## Do this
Copy out exactly the lines from the line containing "Extract the structured" to the end of the listing.

(Data excerpts)
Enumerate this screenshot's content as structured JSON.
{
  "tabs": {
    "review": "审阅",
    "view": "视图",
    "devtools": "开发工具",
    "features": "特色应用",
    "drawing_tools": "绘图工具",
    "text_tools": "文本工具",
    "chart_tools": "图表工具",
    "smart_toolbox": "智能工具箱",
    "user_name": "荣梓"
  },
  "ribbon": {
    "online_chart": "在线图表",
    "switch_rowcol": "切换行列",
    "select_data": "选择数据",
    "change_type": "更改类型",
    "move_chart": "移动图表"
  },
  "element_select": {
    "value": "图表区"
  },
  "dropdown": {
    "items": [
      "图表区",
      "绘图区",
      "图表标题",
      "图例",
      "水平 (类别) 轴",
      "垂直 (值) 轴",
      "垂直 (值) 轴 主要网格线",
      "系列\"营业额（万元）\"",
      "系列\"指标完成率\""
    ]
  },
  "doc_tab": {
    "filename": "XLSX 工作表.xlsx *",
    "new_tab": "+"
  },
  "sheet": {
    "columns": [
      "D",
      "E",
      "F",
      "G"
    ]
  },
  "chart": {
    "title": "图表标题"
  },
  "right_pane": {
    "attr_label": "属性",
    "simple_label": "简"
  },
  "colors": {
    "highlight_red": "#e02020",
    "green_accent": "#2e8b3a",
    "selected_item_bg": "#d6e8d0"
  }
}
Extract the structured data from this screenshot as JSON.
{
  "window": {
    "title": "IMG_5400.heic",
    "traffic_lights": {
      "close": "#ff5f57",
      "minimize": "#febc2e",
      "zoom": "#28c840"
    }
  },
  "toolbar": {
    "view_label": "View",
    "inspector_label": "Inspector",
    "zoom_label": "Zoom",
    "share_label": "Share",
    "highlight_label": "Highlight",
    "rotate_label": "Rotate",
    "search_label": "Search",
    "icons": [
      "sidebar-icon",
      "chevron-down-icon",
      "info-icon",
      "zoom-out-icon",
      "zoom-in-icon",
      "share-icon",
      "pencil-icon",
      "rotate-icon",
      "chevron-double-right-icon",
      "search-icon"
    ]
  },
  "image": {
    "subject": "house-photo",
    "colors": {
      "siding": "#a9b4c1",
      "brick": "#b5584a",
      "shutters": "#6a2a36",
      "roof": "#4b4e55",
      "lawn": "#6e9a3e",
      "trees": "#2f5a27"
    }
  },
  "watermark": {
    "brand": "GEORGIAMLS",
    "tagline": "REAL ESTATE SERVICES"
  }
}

## Result
Extract the structured data from this screenshot as JSON.
{
  "window": {
    "title": "IMG_5400.heic",
    "traffic_lights": {
      "close": "#ff5f57",
      "minimize": "#febc2e",
      "zoom": "#28c840"
    }
  },
  "toolbar": {
    "view_label": "View",
    "inspector_label": "Inspector",
    "zoom_label": "Zoom",
    "share_label": "Share",
    "highlight_label": "Highlight",
    "rotate_label": "Rotate",
    "search_label": "Search",
    "icons": [
      "sidebar-icon",
      "chevron-down-icon",
      "info-icon",
      "zoom-out-icon",
      "zoom-in-icon",
      "share-icon",
      "pencil-icon",
      "rotate-icon",
      "chevron-double-right-icon",
      "search-icon"
    ]
  },
  "image": {
    "subject": "house-photo",
    "colors": {
      "siding": "#a9b4c1",
      "brick": "#b5584a",
      "shutters": "#6a2a36",
      "roof": "#4b4e55",
      "lawn": "#6e9a3e",
      "trees": "#2f5a27"
    }
  },
  "watermark": {
    "brand": "GEORGIAMLS",
    "tagline": "REAL ESTATE SERVICES"
  }
}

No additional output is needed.